Data tied to figure images:
· · · ·

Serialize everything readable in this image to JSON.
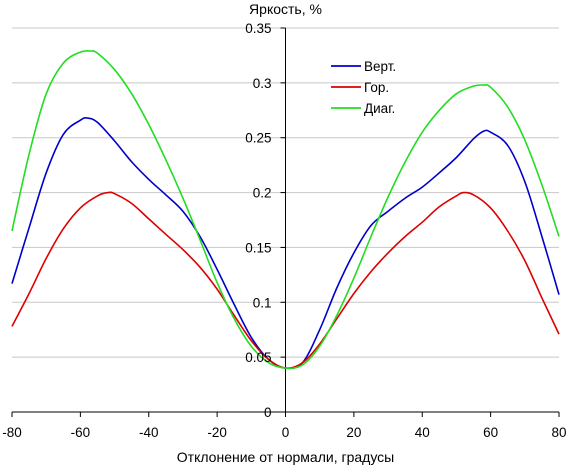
{
  "chart_data": {
    "type": "line",
    "title": "",
    "xlabel": "Отклонение от нормали, градусы",
    "ylabel": "Яркость, %",
    "xlim": [
      -80,
      80
    ],
    "ylim": [
      0,
      0.35
    ],
    "x_ticks": [
      -80,
      -60,
      -40,
      -20,
      0,
      20,
      40,
      60,
      80
    ],
    "x_tick_labels": [
      "-80",
      "-60",
      "-40",
      "-20",
      "0",
      "20",
      "40",
      "60",
      "80"
    ],
    "y_ticks": [
      0,
      0.05,
      0.1,
      0.15,
      0.2,
      0.25,
      0.3,
      0.35
    ],
    "y_tick_labels": [
      "0",
      "0.05",
      "0.1",
      "0.15",
      "0.2",
      "0.25",
      "0.3",
      "0.35"
    ],
    "grid": "horizontal",
    "legend_position": "top-right",
    "series": [
      {
        "name": "Верт.",
        "color": "#0000cc",
        "x": [
          -80,
          -75,
          -70,
          -65,
          -60,
          -58,
          -55,
          -50,
          -45,
          -40,
          -35,
          -30,
          -25,
          -20,
          -15,
          -10,
          -5,
          0,
          5,
          10,
          15,
          20,
          25,
          30,
          35,
          40,
          45,
          50,
          55,
          58,
          60,
          65,
          70,
          75,
          80
        ],
        "y": [
          0.117,
          0.168,
          0.218,
          0.253,
          0.266,
          0.268,
          0.264,
          0.247,
          0.228,
          0.212,
          0.198,
          0.183,
          0.16,
          0.13,
          0.098,
          0.068,
          0.048,
          0.04,
          0.045,
          0.075,
          0.113,
          0.145,
          0.17,
          0.183,
          0.195,
          0.205,
          0.218,
          0.232,
          0.249,
          0.256,
          0.255,
          0.243,
          0.21,
          0.16,
          0.107
        ]
      },
      {
        "name": "Гор.",
        "color": "#dd0000",
        "x": [
          -80,
          -75,
          -70,
          -65,
          -60,
          -55,
          -52,
          -50,
          -45,
          -40,
          -35,
          -30,
          -25,
          -20,
          -15,
          -10,
          -5,
          0,
          5,
          10,
          15,
          20,
          25,
          30,
          35,
          40,
          45,
          50,
          52,
          55,
          60,
          65,
          70,
          75,
          80
        ],
        "y": [
          0.078,
          0.108,
          0.14,
          0.167,
          0.186,
          0.197,
          0.2,
          0.199,
          0.19,
          0.176,
          0.162,
          0.148,
          0.132,
          0.112,
          0.088,
          0.065,
          0.048,
          0.04,
          0.045,
          0.062,
          0.085,
          0.108,
          0.128,
          0.145,
          0.16,
          0.173,
          0.187,
          0.197,
          0.2,
          0.198,
          0.186,
          0.165,
          0.138,
          0.104,
          0.071
        ]
      },
      {
        "name": "Диаг.",
        "color": "#22dd22",
        "x": [
          -80,
          -75,
          -70,
          -65,
          -60,
          -57,
          -55,
          -50,
          -45,
          -40,
          -35,
          -30,
          -25,
          -20,
          -15,
          -10,
          -5,
          0,
          5,
          10,
          15,
          20,
          25,
          30,
          35,
          40,
          45,
          50,
          55,
          58,
          60,
          65,
          70,
          75,
          80
        ],
        "y": [
          0.165,
          0.235,
          0.29,
          0.318,
          0.328,
          0.329,
          0.327,
          0.312,
          0.29,
          0.262,
          0.23,
          0.195,
          0.157,
          0.118,
          0.085,
          0.06,
          0.045,
          0.04,
          0.043,
          0.06,
          0.088,
          0.122,
          0.16,
          0.196,
          0.228,
          0.255,
          0.275,
          0.29,
          0.297,
          0.298,
          0.296,
          0.278,
          0.248,
          0.207,
          0.16
        ]
      }
    ]
  }
}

· · · ·

Task prompt:
In the lines above, find each one with "color" and list it.

Task output:
        "color": "#0000cc",
        "color": "#dd0000",
        "color": "#22dd22",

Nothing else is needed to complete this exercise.